For the listing underneath, give the count of lines containing the string "encarga" and nothing further.

▬▬▬▬▬▬▬▬▬▬

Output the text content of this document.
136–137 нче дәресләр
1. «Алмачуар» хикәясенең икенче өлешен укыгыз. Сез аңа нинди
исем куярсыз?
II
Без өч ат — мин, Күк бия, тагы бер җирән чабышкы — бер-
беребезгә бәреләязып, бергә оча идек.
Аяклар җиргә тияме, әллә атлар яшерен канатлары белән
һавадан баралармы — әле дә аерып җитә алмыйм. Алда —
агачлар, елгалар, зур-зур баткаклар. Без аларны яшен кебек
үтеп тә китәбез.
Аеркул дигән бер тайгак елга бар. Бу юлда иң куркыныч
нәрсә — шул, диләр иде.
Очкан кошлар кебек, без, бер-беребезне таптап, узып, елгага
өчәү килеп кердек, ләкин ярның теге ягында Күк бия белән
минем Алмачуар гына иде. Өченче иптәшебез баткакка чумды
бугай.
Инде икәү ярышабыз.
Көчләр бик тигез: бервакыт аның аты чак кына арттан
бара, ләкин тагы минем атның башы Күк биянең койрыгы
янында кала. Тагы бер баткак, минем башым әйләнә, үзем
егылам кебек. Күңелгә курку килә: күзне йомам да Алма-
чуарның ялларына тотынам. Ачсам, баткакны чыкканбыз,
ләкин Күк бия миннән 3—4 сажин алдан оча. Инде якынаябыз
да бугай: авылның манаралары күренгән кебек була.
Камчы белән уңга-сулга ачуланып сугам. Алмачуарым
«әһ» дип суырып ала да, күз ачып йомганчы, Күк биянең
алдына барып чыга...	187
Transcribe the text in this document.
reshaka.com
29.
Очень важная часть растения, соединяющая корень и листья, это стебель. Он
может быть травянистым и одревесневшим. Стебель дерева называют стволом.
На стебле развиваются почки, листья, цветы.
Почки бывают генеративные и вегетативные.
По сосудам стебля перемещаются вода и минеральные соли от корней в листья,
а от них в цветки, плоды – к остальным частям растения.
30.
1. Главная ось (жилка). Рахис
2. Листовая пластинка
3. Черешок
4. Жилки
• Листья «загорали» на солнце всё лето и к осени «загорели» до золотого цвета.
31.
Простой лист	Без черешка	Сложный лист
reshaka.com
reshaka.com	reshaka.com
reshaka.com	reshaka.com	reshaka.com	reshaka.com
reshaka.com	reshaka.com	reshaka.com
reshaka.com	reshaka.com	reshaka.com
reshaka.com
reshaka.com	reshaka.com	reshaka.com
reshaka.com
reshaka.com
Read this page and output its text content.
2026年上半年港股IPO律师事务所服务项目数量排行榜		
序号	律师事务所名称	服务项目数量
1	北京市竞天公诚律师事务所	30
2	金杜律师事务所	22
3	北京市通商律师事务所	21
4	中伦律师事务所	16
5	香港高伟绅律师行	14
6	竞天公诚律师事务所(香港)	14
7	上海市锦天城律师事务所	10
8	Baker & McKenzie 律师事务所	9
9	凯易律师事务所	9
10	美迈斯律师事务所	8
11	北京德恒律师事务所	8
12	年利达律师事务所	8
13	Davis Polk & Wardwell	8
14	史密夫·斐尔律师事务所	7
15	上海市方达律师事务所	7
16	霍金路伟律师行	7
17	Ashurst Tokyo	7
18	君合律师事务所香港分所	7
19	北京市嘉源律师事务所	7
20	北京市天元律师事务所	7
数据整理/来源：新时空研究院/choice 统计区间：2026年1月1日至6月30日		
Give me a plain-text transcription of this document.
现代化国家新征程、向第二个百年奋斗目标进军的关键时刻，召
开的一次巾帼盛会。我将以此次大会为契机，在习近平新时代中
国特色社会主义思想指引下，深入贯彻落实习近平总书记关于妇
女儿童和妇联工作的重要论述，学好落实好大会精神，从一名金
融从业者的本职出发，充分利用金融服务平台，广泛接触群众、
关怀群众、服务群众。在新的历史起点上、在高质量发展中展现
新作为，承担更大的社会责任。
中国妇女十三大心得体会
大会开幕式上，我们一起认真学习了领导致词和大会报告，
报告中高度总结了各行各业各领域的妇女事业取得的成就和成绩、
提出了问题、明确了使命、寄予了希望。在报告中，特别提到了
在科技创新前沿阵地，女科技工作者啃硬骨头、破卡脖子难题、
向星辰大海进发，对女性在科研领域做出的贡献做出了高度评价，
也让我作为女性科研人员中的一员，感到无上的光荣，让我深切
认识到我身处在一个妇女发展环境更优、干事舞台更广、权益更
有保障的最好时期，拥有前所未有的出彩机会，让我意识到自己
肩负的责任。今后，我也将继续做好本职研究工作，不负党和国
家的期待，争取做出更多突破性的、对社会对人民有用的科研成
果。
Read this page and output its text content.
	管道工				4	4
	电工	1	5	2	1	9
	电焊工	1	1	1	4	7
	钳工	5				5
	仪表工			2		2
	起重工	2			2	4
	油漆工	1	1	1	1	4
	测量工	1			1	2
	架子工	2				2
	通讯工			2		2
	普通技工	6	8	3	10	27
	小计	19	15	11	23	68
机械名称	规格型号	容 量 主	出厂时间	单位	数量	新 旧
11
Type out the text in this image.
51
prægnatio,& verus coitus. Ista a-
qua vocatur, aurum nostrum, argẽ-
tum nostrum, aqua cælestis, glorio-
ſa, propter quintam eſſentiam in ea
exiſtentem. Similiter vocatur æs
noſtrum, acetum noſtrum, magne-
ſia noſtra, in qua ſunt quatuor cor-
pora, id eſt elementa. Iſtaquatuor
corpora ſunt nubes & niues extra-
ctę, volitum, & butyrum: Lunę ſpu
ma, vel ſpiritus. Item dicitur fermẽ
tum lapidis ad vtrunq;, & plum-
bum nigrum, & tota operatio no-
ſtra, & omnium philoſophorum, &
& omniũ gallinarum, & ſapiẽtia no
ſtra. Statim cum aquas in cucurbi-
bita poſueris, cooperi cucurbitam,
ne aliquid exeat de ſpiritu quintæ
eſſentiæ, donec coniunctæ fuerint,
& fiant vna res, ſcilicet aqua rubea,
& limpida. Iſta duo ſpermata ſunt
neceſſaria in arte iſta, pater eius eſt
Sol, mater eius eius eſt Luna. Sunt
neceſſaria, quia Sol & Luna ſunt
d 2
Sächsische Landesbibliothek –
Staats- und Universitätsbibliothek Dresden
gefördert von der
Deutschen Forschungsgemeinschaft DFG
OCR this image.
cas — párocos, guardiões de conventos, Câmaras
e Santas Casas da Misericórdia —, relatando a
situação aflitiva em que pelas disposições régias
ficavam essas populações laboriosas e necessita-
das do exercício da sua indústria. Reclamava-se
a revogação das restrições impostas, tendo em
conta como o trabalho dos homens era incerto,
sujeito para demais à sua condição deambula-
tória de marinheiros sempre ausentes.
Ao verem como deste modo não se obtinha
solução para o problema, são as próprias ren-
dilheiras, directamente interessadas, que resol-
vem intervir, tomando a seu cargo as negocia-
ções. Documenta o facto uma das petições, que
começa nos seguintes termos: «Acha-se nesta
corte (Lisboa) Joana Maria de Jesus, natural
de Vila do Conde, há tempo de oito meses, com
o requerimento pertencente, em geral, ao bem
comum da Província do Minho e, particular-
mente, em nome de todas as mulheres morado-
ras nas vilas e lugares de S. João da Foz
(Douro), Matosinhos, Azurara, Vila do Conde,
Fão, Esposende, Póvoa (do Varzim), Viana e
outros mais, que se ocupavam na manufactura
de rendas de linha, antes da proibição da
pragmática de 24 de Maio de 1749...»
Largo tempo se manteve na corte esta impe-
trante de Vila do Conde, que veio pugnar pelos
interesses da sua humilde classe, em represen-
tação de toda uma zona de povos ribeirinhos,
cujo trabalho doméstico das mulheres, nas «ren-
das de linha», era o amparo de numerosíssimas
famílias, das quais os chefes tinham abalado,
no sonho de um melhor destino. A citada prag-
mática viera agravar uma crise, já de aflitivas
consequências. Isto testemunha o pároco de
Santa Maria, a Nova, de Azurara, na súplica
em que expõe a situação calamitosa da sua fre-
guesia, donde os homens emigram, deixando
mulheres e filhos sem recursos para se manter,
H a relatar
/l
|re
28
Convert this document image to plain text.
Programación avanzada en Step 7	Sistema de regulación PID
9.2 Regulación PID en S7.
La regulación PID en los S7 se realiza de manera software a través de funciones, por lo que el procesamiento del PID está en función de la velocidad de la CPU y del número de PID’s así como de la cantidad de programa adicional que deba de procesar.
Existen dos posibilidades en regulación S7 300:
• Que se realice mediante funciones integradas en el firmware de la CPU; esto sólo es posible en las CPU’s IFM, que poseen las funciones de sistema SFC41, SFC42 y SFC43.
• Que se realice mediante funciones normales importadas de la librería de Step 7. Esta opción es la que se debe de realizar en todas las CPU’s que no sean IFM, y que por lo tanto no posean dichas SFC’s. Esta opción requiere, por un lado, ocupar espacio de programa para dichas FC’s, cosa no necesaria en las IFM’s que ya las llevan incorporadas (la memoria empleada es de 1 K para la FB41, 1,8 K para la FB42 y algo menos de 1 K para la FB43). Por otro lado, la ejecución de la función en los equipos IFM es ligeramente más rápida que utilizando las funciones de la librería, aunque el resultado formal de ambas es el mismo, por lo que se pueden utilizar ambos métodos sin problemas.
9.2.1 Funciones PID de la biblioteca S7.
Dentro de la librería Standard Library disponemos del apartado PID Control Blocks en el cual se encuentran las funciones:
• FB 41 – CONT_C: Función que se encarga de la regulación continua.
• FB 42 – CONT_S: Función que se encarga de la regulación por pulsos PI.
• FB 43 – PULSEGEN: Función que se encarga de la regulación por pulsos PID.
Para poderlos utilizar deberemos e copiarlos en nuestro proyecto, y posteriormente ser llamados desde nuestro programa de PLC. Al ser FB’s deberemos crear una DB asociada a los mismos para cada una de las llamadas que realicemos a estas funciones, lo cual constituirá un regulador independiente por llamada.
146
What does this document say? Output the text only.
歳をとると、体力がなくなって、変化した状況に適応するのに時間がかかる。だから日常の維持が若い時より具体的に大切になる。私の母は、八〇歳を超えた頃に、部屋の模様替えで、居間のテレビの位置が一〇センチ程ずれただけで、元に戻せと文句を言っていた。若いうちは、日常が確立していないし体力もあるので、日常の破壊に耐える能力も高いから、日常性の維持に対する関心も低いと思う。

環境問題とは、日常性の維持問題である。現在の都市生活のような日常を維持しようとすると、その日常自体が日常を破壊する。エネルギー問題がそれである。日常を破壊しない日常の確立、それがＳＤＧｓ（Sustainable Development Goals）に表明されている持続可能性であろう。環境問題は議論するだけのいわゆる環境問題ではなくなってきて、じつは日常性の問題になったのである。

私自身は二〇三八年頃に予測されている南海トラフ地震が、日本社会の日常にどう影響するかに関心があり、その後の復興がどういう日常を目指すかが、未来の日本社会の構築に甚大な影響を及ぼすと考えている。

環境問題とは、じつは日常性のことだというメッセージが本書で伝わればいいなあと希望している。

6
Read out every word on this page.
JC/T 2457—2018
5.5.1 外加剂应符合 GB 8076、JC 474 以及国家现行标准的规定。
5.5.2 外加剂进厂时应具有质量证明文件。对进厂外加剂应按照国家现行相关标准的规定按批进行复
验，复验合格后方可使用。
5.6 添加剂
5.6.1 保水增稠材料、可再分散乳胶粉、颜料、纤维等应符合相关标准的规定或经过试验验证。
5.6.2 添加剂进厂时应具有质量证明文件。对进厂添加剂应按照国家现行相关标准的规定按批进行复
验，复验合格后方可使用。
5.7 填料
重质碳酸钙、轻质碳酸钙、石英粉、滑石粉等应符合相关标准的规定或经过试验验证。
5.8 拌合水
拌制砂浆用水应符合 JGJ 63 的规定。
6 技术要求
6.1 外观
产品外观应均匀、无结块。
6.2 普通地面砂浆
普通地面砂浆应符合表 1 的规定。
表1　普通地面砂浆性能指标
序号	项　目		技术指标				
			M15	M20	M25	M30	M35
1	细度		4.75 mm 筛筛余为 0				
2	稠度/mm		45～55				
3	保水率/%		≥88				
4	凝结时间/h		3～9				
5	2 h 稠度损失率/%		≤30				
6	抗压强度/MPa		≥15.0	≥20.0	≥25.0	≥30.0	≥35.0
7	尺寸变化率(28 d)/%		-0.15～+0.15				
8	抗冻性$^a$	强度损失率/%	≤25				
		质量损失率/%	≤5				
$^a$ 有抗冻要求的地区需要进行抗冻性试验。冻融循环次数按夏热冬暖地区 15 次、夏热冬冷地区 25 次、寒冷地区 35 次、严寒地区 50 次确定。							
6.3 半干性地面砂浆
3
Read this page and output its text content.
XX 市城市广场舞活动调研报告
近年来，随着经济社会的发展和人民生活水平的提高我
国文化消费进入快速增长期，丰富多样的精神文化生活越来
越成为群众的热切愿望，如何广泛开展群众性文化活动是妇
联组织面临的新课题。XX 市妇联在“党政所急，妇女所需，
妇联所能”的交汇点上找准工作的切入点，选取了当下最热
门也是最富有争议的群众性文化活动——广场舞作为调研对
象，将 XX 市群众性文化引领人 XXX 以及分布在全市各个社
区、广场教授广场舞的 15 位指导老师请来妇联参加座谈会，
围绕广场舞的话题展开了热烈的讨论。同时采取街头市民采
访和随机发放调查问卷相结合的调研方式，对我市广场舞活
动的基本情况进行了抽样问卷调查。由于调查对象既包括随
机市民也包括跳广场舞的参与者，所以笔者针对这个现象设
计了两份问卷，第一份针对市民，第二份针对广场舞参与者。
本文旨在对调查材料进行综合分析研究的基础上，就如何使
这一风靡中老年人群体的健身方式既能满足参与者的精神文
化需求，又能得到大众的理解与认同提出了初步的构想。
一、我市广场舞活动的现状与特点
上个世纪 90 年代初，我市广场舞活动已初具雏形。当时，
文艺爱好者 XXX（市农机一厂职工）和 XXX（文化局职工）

▬▬▬▬▬▬▬▬▬▬

_Result of this task_
3